+++ Records for the exercise +++

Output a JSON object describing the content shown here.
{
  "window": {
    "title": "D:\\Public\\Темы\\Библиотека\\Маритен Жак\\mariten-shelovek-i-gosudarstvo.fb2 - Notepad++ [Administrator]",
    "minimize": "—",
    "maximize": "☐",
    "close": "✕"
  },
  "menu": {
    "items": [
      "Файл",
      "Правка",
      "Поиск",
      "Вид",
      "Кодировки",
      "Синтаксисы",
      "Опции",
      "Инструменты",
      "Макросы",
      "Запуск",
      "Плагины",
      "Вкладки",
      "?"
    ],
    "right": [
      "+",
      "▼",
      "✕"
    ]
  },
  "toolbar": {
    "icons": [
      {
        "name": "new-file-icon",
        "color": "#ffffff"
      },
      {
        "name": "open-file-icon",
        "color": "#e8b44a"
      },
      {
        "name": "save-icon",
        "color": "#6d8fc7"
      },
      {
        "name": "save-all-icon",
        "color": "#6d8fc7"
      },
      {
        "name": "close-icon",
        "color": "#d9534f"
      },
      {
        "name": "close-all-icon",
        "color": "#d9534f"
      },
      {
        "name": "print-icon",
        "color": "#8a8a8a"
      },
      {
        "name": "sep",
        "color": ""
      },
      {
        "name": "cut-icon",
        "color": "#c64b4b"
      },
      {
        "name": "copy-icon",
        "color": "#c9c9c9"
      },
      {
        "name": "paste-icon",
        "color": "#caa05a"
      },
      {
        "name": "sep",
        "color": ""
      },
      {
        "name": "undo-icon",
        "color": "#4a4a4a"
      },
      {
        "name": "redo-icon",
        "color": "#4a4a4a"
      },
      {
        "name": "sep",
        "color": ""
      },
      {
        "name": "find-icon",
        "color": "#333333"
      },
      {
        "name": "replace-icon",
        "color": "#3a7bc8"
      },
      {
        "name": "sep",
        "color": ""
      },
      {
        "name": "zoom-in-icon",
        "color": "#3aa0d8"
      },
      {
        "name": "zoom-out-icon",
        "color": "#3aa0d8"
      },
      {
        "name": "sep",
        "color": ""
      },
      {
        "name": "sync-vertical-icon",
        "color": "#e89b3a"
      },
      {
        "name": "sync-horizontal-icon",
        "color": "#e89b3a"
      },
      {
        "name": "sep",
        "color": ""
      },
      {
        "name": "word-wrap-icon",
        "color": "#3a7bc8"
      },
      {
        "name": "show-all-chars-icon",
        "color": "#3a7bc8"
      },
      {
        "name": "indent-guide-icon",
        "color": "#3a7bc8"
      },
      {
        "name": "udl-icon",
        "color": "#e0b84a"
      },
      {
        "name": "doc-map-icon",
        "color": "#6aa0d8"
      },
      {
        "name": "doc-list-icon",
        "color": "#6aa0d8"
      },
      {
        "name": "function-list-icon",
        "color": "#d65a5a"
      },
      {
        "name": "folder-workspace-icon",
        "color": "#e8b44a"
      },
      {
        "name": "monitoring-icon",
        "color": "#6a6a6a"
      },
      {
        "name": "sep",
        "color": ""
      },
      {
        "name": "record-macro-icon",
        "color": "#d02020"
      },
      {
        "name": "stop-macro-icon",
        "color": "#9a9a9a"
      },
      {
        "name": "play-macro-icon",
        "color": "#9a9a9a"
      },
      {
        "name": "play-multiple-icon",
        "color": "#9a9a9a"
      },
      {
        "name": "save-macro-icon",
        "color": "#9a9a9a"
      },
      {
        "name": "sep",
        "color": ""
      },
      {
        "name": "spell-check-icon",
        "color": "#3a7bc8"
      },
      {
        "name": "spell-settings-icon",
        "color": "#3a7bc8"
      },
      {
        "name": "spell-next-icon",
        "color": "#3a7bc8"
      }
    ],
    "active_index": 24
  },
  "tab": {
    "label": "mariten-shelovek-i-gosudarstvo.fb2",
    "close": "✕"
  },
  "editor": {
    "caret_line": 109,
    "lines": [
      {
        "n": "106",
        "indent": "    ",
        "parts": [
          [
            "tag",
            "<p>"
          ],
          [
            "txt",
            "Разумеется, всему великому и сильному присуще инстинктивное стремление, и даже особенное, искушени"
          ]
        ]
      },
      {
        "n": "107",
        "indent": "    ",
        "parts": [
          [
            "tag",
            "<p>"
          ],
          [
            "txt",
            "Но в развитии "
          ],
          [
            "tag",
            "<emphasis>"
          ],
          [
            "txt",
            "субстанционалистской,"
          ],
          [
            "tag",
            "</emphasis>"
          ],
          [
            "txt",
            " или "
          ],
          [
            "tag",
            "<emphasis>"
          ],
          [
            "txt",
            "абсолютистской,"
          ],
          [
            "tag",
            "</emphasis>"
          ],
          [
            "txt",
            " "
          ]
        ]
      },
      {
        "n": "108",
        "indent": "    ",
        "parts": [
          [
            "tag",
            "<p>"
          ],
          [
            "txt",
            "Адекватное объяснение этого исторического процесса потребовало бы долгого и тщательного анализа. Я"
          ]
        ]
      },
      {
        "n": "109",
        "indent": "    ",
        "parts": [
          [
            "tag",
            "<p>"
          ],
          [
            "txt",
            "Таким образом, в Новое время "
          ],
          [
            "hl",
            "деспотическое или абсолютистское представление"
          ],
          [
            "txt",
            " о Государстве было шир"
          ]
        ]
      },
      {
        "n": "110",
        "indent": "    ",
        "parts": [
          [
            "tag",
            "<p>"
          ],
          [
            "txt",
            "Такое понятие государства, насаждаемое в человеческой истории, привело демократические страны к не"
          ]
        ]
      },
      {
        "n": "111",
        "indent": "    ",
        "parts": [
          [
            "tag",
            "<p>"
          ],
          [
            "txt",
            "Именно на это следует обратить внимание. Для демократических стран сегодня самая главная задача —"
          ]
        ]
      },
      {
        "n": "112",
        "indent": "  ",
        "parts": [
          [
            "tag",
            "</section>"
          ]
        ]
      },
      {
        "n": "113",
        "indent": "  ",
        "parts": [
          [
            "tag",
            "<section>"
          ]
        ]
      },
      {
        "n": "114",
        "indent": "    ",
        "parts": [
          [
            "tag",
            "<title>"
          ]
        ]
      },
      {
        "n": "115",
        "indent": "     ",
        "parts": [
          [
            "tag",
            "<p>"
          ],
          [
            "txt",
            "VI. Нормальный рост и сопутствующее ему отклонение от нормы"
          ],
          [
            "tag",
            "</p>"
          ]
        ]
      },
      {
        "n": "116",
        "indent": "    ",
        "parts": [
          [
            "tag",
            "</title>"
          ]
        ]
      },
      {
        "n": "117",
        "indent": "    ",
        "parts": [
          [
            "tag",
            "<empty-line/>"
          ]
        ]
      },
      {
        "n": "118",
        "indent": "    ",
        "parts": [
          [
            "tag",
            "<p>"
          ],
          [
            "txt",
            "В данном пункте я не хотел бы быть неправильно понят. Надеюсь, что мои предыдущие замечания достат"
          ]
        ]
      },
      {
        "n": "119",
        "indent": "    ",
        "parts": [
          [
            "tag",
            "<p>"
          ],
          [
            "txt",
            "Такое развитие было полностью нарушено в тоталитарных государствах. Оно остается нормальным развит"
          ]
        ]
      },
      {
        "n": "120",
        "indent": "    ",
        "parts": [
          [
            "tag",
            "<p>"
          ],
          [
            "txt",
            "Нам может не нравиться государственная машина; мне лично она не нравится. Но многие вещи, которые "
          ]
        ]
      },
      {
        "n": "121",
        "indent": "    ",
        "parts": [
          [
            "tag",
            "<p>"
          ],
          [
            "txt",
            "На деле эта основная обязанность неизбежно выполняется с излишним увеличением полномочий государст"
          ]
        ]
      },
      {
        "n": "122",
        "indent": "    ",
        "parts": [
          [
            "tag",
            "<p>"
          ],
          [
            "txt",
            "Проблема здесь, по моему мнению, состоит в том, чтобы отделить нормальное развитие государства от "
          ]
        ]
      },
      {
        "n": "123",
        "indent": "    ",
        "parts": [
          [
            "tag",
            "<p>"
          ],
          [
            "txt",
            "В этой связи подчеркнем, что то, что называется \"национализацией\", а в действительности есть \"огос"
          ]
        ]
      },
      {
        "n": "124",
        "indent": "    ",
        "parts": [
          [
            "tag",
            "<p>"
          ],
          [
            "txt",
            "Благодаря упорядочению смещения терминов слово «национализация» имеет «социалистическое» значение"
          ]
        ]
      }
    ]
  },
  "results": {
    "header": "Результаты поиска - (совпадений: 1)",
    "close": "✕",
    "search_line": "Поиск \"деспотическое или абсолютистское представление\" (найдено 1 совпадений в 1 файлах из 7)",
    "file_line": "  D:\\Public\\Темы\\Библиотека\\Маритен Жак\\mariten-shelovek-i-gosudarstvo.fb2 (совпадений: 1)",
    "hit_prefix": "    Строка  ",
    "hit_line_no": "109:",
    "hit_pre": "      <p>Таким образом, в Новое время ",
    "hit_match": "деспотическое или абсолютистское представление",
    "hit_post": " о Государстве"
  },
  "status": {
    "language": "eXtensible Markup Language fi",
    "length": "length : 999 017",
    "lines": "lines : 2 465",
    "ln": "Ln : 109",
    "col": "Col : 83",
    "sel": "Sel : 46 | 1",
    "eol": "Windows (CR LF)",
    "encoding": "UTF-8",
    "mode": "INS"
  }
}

+++

Job:
Collect each line of the entries that has the word "деспотическое", copying it in full.

Solved problem:
            "деспотическое или абсолютистское представление"
    "search_line": "Поиск \"деспотическое или абсолютистское представление\" (найдено 1 совпадений в 1 файлах из 7)",
    "hit_match": "деспотическое или абсолютистское представление",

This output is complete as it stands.